TASK DETAILS: Reproduce verbatim the entries from the line containing "row-label: Anzahl der" through the line containing "value-cell: 145 (389, 263, 418, 277)", both included.

### DATA SHOWN

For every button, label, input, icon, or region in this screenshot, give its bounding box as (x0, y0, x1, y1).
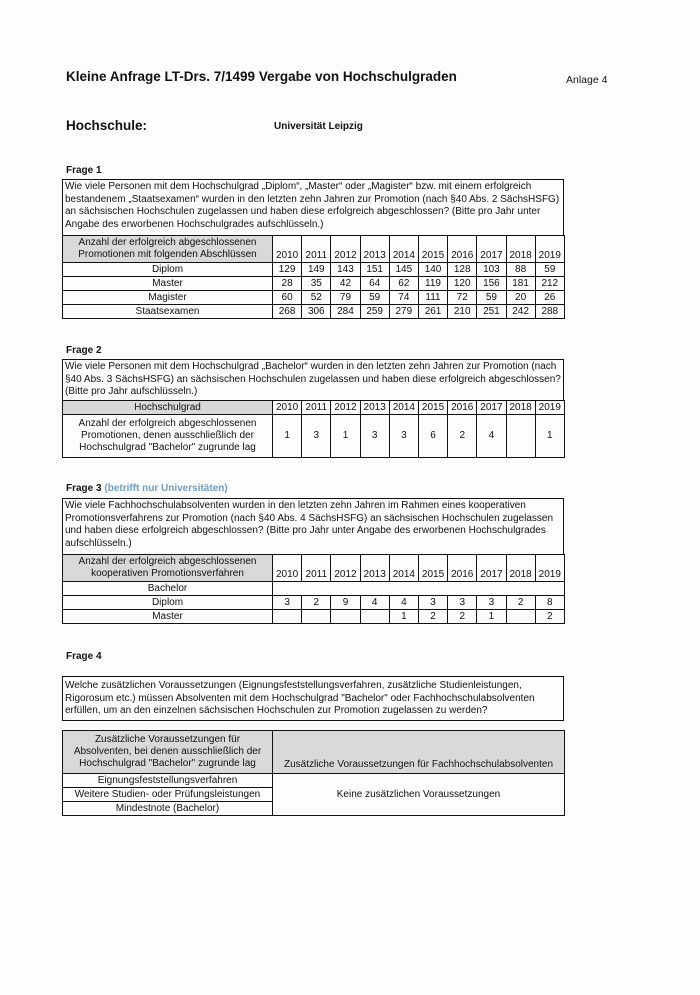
row-label: Anzahl der erfolgreich abgeschlossenen Promotionen, denen ausschließlich der Hochschulgrad "Bachelor" zugrunde lag (63, 415, 273, 458)
year-cell: 2014 (389, 555, 418, 582)
year-cell: 2017 (477, 555, 506, 582)
value-cell: 28 (273, 277, 302, 291)
year-cell: 2011 (302, 401, 331, 415)
value-cell: 149 (302, 263, 331, 277)
value-cell: 145 (389, 263, 418, 277)
value-cell: 268 (273, 305, 302, 319)
value-cell: 74 (389, 291, 418, 305)
year-cell: 2012 (331, 401, 360, 415)
row-label: Master (63, 277, 273, 291)
table-row (63, 596, 565, 610)
row-label: Diplom (63, 596, 273, 610)
value-cell: 288 (535, 305, 564, 319)
frage3-header-row (63, 555, 565, 582)
value-cell: 103 (477, 263, 506, 277)
value-cell: 59 (360, 291, 389, 305)
value-cell: 1 (389, 610, 418, 624)
value-cell: 261 (418, 305, 447, 319)
value-cell: 181 (506, 277, 535, 291)
table-row (63, 610, 565, 624)
year-cell: 2015 (418, 236, 447, 263)
value-cell: 143 (331, 263, 360, 277)
value-cell: 6 (418, 415, 447, 458)
frage3-question: Wie viele Fachhochschulabsolventen wurden in den letzten zehn Jahren im Rahmen eines kooperativen Promotionsverfahrens zur Promotion (nach §40 Abs. 4 SächsHSFG) an sächsischen Hochschulen zugelassen und haben diese erfolgreich abgeschlossen? (Bitte pro Jahr unter Angabe des erworbenen Hochschulgrades aufschlüsseln.) (62, 498, 564, 555)
year-cell: 2019 (535, 555, 564, 582)
value-cell: 3 (448, 596, 477, 610)
empty-cells (273, 582, 565, 596)
value-cell: 151 (360, 263, 389, 277)
year-cell: 2018 (506, 236, 535, 263)
frage3-heading: Frage 3 (66, 483, 102, 494)
left-item: Weitere Studien- oder Prüfungsleistungen (63, 788, 273, 802)
value-cell: 52 (302, 291, 331, 305)
value-cell: 2 (302, 596, 331, 610)
frage4-right-value: Keine zusätzlichen Voraussetzungen (273, 774, 565, 816)
frage2-table-header: Hochschulgrad (63, 401, 273, 415)
value-cell: 2 (535, 610, 564, 624)
frage2-question: Wie viele Personen mit dem Hochschulgrad „Bachelor“ wurden in den letzten zehn Jahren zur Promotion (nach §40 Abs. 3 SächsHSFG) an sächsischen Hochschulen zugelassen und haben diese erfolgreich abgeschlossen? (Bitte pro Jahr aufschlüsseln.) (62, 359, 564, 401)
value-cell: 42 (331, 277, 360, 291)
row-label: Staatsexamen (63, 305, 273, 319)
value-cell: 140 (418, 263, 447, 277)
value-cell: 26 (535, 291, 564, 305)
value-cell: 284 (331, 305, 360, 319)
frage4-question: Welche zusätzlichen Voraussetzungen (Eignungsfeststellungsverfahren, zusätzliche Studienleistungen, Rigorosum etc.) müssen Absolventen mit dem Hochschulgrad "Bachelor" oder Fachhochschulabsolventen erfüllen, um an den einzelnen sächsischen Hochschulen zur Promotion zugelassen zu werden? (62, 676, 564, 721)
frage3-heading-row (66, 483, 228, 494)
frage4-right-header: Zusätzliche Voraussetzungen für Fachhochschulabsolventen (273, 731, 565, 774)
value-cell (506, 610, 535, 624)
year-cell: 2016 (448, 555, 477, 582)
value-cell: 3 (360, 415, 389, 458)
year-cell: 2018 (506, 555, 535, 582)
year-cell: 2010 (273, 555, 302, 582)
year-cell: 2016 (448, 236, 477, 263)
value-cell: 119 (418, 277, 447, 291)
value-cell: 59 (477, 291, 506, 305)
value-cell: 1 (535, 415, 564, 458)
table-row (63, 582, 565, 596)
value-cell: 88 (506, 263, 535, 277)
value-cell: 1 (477, 610, 506, 624)
year-cell: 2015 (418, 555, 447, 582)
value-cell: 128 (448, 263, 477, 277)
value-cell: 62 (389, 277, 418, 291)
value-cell: 3 (389, 415, 418, 458)
year-cell: 2013 (360, 555, 389, 582)
hochschule-value: Universität Leipzig (274, 121, 363, 132)
table-row (63, 291, 565, 305)
value-cell: 9 (331, 596, 360, 610)
value-cell: 60 (273, 291, 302, 305)
frage4-heading: Frage 4 (66, 651, 102, 662)
value-cell: 2 (506, 596, 535, 610)
year-cell: 2019 (535, 401, 564, 415)
value-cell: 3 (418, 596, 447, 610)
value-cell: 4 (360, 596, 389, 610)
value-cell: 1 (331, 415, 360, 458)
frage2-table (62, 400, 565, 458)
value-cell: 210 (448, 305, 477, 319)
year-cell: 2018 (506, 401, 535, 415)
row-label: Master (63, 610, 273, 624)
frage2-heading: Frage 2 (66, 345, 102, 356)
value-cell: 4 (477, 415, 506, 458)
frage1-heading: Frage 1 (66, 165, 102, 176)
value-cell: 306 (302, 305, 331, 319)
value-cell: 242 (506, 305, 535, 319)
value-cell: 2 (448, 415, 477, 458)
value-cell: 72 (448, 291, 477, 305)
frage2-header-row (63, 401, 565, 415)
value-cell (273, 610, 302, 624)
attachment-label: Anlage 4 (566, 74, 608, 86)
value-cell: 20 (506, 291, 535, 305)
frage3-note: (betrifft nur Universitäten) (104, 483, 228, 494)
value-cell: 259 (360, 305, 389, 319)
year-cell: 2015 (418, 401, 447, 415)
year-cell: 2014 (389, 401, 418, 415)
table-row (63, 774, 565, 788)
frage3-table (62, 554, 565, 624)
frage1-header-row (63, 236, 565, 263)
year-cell: 2013 (360, 236, 389, 263)
year-cell: 2016 (448, 401, 477, 415)
frage4-left-header: Zusätzliche Voraussetzungen für Absolventen, bei denen ausschließlich der Hochschulgrad "Bachelor" zugrunde lag (63, 731, 273, 774)
value-cell: 251 (477, 305, 506, 319)
value-cell: 279 (389, 305, 418, 319)
year-cell: 2013 (360, 401, 389, 415)
value-cell: 79 (331, 291, 360, 305)
year-cell: 2017 (477, 236, 506, 263)
value-cell (360, 610, 389, 624)
value-cell: 4 (389, 596, 418, 610)
frage1-table-header: Anzahl der erfolgreich abgeschlossenen Promotionen mit folgenden Abschlüssen (63, 236, 273, 263)
row-label: Magister (63, 291, 273, 305)
row-label: Bachelor (63, 582, 273, 596)
year-cell: 2017 (477, 401, 506, 415)
year-cell: 2012 (331, 555, 360, 582)
year-cell: 2014 (389, 236, 418, 263)
table-row (63, 277, 565, 291)
value-cell: 111 (418, 291, 447, 305)
value-cell: 2 (448, 610, 477, 624)
value-cell: 64 (360, 277, 389, 291)
year-cell: 2011 (302, 236, 331, 263)
row-label: Diplom (63, 263, 273, 277)
frage4-header-row (63, 731, 565, 774)
value-cell: 59 (535, 263, 564, 277)
value-cell: 8 (535, 596, 564, 610)
year-cell: 2010 (273, 401, 302, 415)
value-cell: 1 (273, 415, 302, 458)
table-row (63, 415, 565, 458)
value-cell: 3 (477, 596, 506, 610)
left-item: Eignungsfeststellungsverfahren (63, 774, 273, 788)
table-row (63, 263, 565, 277)
frage4-table (62, 730, 565, 816)
frage1-table (62, 235, 565, 319)
hochschule-label: Hochschule: (66, 118, 148, 133)
value-cell: 3 (273, 596, 302, 610)
year-cell: 2010 (273, 236, 302, 263)
value-cell: 3 (302, 415, 331, 458)
value-cell (331, 610, 360, 624)
frage3-table-header: Anzahl der erfolgreich abgeschlossenen kooperativen Promotionsverfahren (63, 555, 273, 582)
document-title: Kleine Anfrage LT-Drs. 7/1499 Vergabe von Hochschulgraden (66, 69, 457, 84)
year-cell: 2019 (535, 236, 564, 263)
table-row (63, 305, 565, 319)
year-cell: 2011 (302, 555, 331, 582)
value-cell: 212 (535, 277, 564, 291)
value-cell: 120 (448, 277, 477, 291)
value-cell: 2 (418, 610, 447, 624)
year-cell: 2012 (331, 236, 360, 263)
value-cell: 35 (302, 277, 331, 291)
frage1-question: Wie viele Personen mit dem Hochschulgrad „Diplom“, „Master“ oder „Magister“ bzw. mit einem erfolgreich bestandenem „Staatsexamen“ wurden in den letzten zehn Jahren zur Promotion (nach §40 Abs. 2 SächsHSFG) an sächsischen Hochschulen zugelassen und haben diese erfolgreich abgeschlossen? (Bitte pro Jahr unter Angabe des erworbenen Hochschulgrades aufschlüsseln.) (62, 179, 564, 236)
value-cell: 156 (477, 277, 506, 291)
value-cell: 129 (273, 263, 302, 277)
left-item: Mindestnote (Bachelor) (63, 802, 273, 816)
value-cell (302, 610, 331, 624)
value-cell (506, 415, 535, 458)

######

EXERCISE SOLUTION:
row-label: Anzahl der erfolgreich abgeschlossenen Promotionen, denen ausschließlich der Hochschulgrad "Bachelor" zugrunde lag (63, 415, 273, 458)
year-cell: 2014 (389, 555, 418, 582)
year-cell: 2017 (477, 555, 506, 582)
value-cell: 28 (273, 277, 302, 291)
year-cell: 2011 (302, 401, 331, 415)
value-cell: 149 (302, 263, 331, 277)
value-cell: 145 (389, 263, 418, 277)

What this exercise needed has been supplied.